== EXTRAIT DU DOCUMENT

Les psychiatres ont été « formés à tout ». Cependant, le « défilé de théories », de discours bien construits (des existentialistes, des phénoménologistes, des philologistes, etc.), c’est du « baratin » dit Lacan ! Il leur propose de s’en tenir à un p’tit fil, celui de l’inconscient structuré comme un langage. La causalité de la psychose est à chercher dans le rapport du sujet au langage, c’est-à-dire au niveau de ce qui divise psychique et organique, à savoir le signifiant. Lacan pourra formuler une phrase vive à ce sujet qui fait le partage des eaux entre logique neuronale et logique signifiante : « L’appareil langagier est là quelque part sur le cerveau comme une araignéee. C’est lui qui a la prise[10] ».

====

◆ **VOTRE OBJECTIF**:
Répondez à ces questions sur l'extrait consacré à Lacan et à la psychose :
(a) Quel mot Lacan emploie-t-il pour qualifier le « défilé de théories » ?
(b) Quel fil propose-t-il aux psychiatres de suivre ?
(c) Où faut-il chercher la causalité de la psychose ?
Les enregistrements ne sont pas utiles ici.

== ENREGISTREMENTS FOURNIS

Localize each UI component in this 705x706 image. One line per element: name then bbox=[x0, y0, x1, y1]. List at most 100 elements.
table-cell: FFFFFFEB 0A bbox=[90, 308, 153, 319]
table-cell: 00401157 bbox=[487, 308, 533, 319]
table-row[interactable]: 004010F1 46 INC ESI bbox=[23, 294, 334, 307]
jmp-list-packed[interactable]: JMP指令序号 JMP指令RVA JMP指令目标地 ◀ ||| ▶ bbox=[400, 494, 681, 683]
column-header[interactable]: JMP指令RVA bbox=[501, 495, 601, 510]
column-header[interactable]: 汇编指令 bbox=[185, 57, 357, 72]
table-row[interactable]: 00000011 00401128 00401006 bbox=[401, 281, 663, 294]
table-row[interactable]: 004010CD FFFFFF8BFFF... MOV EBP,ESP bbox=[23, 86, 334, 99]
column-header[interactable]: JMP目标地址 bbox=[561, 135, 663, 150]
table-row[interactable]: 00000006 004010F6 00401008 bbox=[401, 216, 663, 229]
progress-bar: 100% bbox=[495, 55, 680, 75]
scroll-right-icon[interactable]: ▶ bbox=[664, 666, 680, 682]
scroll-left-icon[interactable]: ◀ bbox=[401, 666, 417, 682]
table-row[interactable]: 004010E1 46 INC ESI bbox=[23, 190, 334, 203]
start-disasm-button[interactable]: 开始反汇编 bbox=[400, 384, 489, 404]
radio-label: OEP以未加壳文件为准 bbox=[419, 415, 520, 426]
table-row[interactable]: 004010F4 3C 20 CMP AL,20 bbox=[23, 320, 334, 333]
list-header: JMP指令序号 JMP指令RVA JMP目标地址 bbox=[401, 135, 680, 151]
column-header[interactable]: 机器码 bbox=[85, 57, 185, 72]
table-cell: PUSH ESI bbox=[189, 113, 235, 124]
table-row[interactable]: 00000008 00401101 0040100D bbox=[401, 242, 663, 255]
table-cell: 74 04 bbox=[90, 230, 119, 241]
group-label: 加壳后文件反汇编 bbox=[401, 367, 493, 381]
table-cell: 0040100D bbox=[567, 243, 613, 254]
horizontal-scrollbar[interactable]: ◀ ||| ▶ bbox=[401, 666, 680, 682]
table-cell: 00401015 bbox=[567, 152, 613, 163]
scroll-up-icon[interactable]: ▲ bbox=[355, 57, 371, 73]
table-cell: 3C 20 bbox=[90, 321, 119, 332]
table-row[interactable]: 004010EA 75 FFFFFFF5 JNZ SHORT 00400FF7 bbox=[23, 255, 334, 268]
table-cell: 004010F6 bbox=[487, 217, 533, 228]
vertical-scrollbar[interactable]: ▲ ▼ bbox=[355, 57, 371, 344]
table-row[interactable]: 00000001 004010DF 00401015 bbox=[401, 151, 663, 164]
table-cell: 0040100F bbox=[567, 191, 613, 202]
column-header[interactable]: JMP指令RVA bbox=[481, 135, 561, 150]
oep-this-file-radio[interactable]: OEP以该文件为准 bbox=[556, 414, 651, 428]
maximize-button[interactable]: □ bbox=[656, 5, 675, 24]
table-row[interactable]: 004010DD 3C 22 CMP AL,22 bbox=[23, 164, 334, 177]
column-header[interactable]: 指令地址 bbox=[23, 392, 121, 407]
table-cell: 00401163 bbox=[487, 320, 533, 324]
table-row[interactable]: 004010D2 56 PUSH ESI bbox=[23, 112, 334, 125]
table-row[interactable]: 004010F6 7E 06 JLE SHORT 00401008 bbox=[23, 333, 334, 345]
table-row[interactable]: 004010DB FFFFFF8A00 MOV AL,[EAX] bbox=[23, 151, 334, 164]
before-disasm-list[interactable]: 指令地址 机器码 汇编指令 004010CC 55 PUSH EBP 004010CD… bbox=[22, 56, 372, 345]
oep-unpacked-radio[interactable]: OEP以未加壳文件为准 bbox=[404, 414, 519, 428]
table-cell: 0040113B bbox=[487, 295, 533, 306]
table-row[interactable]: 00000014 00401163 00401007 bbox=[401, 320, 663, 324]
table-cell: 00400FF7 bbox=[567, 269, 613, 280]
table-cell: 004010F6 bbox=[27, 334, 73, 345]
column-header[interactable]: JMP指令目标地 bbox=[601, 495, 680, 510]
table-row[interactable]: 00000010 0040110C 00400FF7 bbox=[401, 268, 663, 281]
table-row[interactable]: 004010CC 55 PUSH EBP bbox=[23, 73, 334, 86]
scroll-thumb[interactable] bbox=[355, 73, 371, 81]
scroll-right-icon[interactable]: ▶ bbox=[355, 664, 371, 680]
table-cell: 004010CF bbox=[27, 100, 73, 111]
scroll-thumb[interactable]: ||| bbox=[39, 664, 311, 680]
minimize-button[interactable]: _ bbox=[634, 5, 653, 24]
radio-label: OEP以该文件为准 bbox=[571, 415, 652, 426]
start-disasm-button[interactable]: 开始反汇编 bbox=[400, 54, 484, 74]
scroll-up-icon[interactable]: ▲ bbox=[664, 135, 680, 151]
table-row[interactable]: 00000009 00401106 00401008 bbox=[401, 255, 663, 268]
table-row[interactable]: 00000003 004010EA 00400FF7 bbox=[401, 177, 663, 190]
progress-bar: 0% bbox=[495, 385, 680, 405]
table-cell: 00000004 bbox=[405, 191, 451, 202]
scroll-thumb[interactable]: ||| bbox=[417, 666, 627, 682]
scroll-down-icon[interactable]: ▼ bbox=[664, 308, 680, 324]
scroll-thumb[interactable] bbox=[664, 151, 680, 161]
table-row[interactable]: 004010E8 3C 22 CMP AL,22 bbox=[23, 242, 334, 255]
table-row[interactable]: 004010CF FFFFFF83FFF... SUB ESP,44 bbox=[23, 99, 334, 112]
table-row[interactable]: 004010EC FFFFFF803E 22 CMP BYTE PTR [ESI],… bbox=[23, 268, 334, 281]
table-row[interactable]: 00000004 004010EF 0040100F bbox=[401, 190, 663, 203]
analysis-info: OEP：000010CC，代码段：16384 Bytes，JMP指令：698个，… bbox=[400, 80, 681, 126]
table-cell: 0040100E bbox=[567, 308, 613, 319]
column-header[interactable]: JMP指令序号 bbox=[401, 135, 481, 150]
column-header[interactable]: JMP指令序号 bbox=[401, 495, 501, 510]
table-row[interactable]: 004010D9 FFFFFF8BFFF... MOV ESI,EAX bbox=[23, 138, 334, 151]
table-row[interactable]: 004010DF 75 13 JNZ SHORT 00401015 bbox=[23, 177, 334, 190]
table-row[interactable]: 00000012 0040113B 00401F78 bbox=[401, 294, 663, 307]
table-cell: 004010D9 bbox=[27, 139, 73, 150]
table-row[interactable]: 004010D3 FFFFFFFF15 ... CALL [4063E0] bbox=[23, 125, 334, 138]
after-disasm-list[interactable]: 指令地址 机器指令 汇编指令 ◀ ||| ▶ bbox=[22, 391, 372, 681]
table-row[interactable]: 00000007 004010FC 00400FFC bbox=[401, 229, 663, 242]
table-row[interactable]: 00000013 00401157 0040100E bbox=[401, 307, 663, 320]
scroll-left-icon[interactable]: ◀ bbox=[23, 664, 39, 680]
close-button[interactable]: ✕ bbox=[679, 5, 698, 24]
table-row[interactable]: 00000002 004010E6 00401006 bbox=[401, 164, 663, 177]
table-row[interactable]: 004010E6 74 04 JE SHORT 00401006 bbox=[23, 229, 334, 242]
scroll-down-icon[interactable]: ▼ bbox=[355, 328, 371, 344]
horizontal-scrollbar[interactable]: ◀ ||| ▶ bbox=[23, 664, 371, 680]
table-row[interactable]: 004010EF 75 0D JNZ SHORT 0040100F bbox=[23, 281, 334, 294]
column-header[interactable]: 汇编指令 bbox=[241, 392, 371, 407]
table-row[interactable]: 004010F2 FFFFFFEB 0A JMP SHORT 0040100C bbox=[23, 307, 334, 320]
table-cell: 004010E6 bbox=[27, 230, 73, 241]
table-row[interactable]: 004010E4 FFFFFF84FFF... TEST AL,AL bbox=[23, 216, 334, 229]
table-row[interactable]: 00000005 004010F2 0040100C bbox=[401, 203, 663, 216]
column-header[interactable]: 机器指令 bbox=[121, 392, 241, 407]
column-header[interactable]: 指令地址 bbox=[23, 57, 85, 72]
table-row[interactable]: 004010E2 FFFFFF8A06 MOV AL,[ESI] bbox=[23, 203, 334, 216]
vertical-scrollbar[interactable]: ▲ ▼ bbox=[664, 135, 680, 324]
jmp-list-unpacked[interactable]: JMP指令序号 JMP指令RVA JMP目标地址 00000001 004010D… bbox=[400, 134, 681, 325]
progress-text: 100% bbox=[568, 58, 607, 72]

====

◆ **RÉPONSE**:
(a) Il parle de « baratin ».
(b) Le fil de l'inconscient structuré comme un langage.
(c) Dans le rapport du sujet au langage, au niveau du signifiant.